What is needed:
Pull out each line in the items below that contains the string "最高气温".

Raw records:
==========

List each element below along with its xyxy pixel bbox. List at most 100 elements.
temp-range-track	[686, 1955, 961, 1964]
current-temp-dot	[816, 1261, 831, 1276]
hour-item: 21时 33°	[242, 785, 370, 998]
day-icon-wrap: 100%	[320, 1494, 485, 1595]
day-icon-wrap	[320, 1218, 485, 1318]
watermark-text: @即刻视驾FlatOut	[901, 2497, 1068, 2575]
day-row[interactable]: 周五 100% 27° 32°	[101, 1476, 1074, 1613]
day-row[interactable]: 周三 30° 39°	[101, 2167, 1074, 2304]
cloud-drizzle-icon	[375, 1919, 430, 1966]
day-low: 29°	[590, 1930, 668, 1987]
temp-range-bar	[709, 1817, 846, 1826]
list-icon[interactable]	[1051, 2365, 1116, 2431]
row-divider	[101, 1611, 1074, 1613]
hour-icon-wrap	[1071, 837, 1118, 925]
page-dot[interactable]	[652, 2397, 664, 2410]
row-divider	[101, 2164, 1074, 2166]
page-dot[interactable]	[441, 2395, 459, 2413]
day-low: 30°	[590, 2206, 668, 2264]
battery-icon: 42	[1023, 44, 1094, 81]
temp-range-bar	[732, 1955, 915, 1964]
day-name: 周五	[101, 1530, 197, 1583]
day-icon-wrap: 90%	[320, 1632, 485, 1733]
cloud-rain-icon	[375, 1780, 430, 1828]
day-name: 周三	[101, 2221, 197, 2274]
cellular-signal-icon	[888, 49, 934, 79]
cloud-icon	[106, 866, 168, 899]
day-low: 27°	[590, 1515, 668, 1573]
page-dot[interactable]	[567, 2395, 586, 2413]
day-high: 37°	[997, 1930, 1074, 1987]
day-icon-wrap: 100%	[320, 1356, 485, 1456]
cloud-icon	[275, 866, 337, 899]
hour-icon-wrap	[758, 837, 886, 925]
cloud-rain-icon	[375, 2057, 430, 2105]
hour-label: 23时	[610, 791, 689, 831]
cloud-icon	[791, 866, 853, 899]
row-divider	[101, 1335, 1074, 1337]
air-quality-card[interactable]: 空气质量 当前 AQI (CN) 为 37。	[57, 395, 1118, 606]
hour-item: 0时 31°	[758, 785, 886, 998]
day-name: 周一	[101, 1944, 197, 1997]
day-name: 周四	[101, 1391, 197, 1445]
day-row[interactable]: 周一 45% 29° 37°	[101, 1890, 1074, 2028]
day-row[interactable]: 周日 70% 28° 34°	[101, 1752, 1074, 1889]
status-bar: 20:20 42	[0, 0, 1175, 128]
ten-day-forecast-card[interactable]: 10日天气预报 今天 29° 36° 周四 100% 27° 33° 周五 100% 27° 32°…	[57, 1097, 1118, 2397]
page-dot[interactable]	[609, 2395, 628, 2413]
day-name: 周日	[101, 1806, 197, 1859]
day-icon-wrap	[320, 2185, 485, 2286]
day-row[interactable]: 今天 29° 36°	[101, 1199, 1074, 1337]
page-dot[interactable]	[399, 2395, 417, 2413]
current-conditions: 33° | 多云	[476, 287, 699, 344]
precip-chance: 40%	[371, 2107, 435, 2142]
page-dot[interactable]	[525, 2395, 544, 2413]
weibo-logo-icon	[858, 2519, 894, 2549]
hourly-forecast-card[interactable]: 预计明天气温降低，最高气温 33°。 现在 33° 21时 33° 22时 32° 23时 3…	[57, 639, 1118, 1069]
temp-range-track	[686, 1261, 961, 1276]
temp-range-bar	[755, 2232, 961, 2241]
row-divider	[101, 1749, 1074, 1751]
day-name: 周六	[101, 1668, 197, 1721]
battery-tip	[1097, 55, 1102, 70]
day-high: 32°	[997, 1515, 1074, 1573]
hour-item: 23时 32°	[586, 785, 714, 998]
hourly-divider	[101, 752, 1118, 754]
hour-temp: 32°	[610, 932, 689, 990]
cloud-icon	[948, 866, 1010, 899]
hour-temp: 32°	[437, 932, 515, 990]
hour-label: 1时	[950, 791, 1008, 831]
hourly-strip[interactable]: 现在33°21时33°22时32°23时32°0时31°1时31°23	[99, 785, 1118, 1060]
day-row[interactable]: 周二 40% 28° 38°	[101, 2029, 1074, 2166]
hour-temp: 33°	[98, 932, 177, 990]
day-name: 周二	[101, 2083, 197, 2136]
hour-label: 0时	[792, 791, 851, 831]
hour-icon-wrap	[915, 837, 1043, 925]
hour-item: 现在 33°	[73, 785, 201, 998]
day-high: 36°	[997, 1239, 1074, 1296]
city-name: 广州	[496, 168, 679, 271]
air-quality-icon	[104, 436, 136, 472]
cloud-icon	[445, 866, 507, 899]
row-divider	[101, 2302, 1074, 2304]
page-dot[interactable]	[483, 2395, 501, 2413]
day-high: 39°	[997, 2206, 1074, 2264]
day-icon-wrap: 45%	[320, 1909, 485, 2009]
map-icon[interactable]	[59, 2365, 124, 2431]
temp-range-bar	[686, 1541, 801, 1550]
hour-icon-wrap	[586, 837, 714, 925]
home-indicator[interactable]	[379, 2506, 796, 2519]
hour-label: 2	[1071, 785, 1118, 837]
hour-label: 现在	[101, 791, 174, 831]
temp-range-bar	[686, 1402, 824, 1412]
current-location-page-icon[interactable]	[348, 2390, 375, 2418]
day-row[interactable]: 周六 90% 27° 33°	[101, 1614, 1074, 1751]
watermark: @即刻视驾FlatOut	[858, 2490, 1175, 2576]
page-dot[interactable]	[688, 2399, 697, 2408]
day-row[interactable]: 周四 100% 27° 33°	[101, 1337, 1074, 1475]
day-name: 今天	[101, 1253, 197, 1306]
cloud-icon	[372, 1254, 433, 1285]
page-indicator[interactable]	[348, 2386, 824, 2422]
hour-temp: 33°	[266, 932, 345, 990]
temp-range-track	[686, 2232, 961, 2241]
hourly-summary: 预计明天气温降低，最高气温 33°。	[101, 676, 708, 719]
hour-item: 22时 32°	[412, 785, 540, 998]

==========

Answer for this exercise:
hourly-forecast-card[interactable]: 预计明天气温降低，最高气温 33°。 现在 33° 21时 33° 22时 32° 23时 3…	[57, 639, 1118, 1069]
hourly-summary: 预计明天气温降低，最高气温 33°。	[101, 676, 708, 719]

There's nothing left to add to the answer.